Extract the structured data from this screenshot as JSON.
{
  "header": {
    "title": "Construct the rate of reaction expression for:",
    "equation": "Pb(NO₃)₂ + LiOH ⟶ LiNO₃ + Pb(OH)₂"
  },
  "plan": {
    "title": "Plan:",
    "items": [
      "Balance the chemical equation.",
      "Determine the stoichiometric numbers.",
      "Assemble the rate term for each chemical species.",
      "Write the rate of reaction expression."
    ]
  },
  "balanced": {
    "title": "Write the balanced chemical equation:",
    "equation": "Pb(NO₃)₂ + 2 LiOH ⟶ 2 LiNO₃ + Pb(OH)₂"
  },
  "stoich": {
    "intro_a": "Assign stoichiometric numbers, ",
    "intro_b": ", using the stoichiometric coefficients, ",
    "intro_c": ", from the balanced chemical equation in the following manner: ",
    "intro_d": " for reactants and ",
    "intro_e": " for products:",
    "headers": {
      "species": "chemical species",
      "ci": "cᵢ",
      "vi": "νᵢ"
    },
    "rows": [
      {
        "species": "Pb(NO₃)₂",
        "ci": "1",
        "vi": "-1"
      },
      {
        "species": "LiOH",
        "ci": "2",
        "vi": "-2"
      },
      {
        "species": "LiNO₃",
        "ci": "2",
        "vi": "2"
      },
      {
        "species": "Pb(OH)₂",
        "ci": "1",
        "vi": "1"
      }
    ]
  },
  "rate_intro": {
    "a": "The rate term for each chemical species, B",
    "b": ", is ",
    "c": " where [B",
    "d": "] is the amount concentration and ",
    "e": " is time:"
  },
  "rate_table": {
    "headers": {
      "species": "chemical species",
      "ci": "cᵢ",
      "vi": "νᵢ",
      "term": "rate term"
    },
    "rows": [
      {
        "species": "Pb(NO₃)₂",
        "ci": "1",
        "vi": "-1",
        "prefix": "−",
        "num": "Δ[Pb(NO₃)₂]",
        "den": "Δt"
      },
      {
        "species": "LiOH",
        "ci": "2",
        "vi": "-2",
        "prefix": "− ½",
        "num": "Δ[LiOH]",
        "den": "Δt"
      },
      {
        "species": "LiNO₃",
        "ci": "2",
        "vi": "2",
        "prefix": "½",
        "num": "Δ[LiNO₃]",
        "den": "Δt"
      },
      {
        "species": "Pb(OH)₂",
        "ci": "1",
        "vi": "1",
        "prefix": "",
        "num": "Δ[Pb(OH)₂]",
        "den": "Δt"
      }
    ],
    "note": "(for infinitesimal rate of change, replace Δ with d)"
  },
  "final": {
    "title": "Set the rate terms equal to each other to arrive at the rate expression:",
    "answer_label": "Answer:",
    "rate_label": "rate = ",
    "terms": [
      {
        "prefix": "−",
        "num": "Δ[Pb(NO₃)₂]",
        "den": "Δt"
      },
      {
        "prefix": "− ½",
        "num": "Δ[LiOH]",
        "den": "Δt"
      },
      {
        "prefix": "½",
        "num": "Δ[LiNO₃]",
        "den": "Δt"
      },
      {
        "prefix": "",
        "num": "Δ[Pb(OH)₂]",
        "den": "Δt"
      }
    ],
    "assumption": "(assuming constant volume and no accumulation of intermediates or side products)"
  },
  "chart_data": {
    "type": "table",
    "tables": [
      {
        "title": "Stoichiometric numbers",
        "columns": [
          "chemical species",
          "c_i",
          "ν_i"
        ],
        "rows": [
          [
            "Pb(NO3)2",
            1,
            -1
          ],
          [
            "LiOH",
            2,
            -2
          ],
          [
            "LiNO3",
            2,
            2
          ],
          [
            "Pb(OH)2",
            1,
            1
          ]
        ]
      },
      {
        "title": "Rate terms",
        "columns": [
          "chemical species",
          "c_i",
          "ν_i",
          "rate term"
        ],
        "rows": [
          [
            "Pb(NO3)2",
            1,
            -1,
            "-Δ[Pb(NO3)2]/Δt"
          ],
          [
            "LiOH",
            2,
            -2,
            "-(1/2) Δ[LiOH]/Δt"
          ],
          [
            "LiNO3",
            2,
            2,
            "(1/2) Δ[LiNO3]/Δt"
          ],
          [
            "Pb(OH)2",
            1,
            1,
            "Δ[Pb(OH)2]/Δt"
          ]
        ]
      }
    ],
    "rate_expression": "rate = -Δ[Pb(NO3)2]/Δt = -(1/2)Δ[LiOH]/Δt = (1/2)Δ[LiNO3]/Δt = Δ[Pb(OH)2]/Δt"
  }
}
┄┄┄┄┄┄
■ Description of the task: Reproduce each entry exactly, leaving out nothing.

■ Output for this exercise:
Extract the structured data from this screenshot as JSON.
{
  "header": {
    "title": "Construct the rate of reaction expression for:",
    "equation": "Pb(NO₃)₂ + LiOH ⟶ LiNO₃ + Pb(OH)₂"
  },
  "plan": {
    "title": "Plan:",
    "items": [
      "Balance the chemical equation.",
      "Determine the stoichiometric numbers.",
      "Assemble the rate term for each chemical species.",
      "Write the rate of reaction expression."
    ]
  },
  "balanced": {
    "title": "Write the balanced chemical equation:",
    "equation": "Pb(NO₃)₂ + 2 LiOH ⟶ 2 LiNO₃ + Pb(OH)₂"
  },
  "stoich": {
    "intro_a": "Assign stoichiometric numbers, ",
    "intro_b": ", using the stoichiometric coefficients, ",
    "intro_c": ", from the balanced chemical equation in the following manner: ",
    "intro_d": " for reactants and ",
    "intro_e": " for products:",
    "headers": {
      "species": "chemical species",
      "ci": "cᵢ",
      "vi": "νᵢ"
    },
    "rows": [
      {
        "species": "Pb(NO₃)₂",
        "ci": "1",
        "vi": "-1"
      },
      {
        "species": "LiOH",
        "ci": "2",
        "vi": "-2"
      },
      {
        "species": "LiNO₃",
        "ci": "2",
        "vi": "2"
      },
      {
        "species": "Pb(OH)₂",
        "ci": "1",
        "vi": "1"
      }
    ]
  },
  "rate_intro": {
    "a": "The rate term for each chemical species, B",
    "b": ", is ",
    "c": " where [B",
    "d": "] is the amount concentration and ",
    "e": " is time:"
  },
  "rate_table": {
    "headers": {
      "species": "chemical species",
      "ci": "cᵢ",
      "vi": "νᵢ",
      "term": "rate term"
    },
    "rows": [
      {
        "species": "Pb(NO₃)₂",
        "ci": "1",
        "vi": "-1",
        "prefix": "−",
        "num": "Δ[Pb(NO₃)₂]",
        "den": "Δt"
      },
      {
        "species": "LiOH",
        "ci": "2",
        "vi": "-2",
        "prefix": "− ½",
        "num": "Δ[LiOH]",
        "den": "Δt"
      },
      {
        "species": "LiNO₃",
        "ci": "2",
        "vi": "2",
        "prefix": "½",
        "num": "Δ[LiNO₃]",
        "den": "Δt"
      },
      {
        "species": "Pb(OH)₂",
        "ci": "1",
        "vi": "1",
        "prefix": "",
        "num": "Δ[Pb(OH)₂]",
        "den": "Δt"
      }
    ],
    "note": "(for infinitesimal rate of change, replace Δ with d)"
  },
  "final": {
    "title": "Set the rate terms equal to each other to arrive at the rate expression:",
    "answer_label": "Answer:",
    "rate_label": "rate = ",
    "terms": [
      {
        "prefix": "−",
        "num": "Δ[Pb(NO₃)₂]",
        "den": "Δt"
      },
      {
        "prefix": "− ½",
        "num": "Δ[LiOH]",
        "den": "Δt"
      },
      {
        "prefix": "½",
        "num": "Δ[LiNO₃]",
        "den": "Δt"
      },
      {
        "prefix": "",
        "num": "Δ[Pb(OH)₂]",
        "den": "Δt"
      }
    ],
    "assumption": "(assuming constant volume and no accumulation of intermediates or side products)"
  },
  "chart_data": {
    "type": "table",
    "tables": [
      {
        "title": "Stoichiometric numbers",
        "columns": [
          "chemical species",
          "c_i",
          "ν_i"
        ],
        "rows": [
          [
            "Pb(NO3)2",
            1,
            -1
          ],
          [
            "LiOH",
            2,
            -2
          ],
          [
            "LiNO3",
            2,
            2
          ],
          [
            "Pb(OH)2",
            1,
            1
          ]
        ]
      },
      {
        "title": "Rate terms",
        "columns": [
          "chemical species",
          "c_i",
          "ν_i",
          "rate term"
        ],
        "rows": [
          [
            "Pb(NO3)2",
            1,
            -1,
            "-Δ[Pb(NO3)2]/Δt"
          ],
          [
            "LiOH",
            2,
            -2,
            "-(1/2) Δ[LiOH]/Δt"
          ],
          [
            "LiNO3",
            2,
            2,
            "(1/2) Δ[LiNO3]/Δt"
          ],
          [
            "Pb(OH)2",
            1,
            1,
            "Δ[Pb(OH)2]/Δt"
          ]
        ]
      }
    ],
    "rate_expression": "rate = -Δ[Pb(NO3)2]/Δt = -(1/2)Δ[LiOH]/Δt = (1/2)Δ[LiNO3]/Δt = Δ[Pb(OH)2]/Δt"
  }
}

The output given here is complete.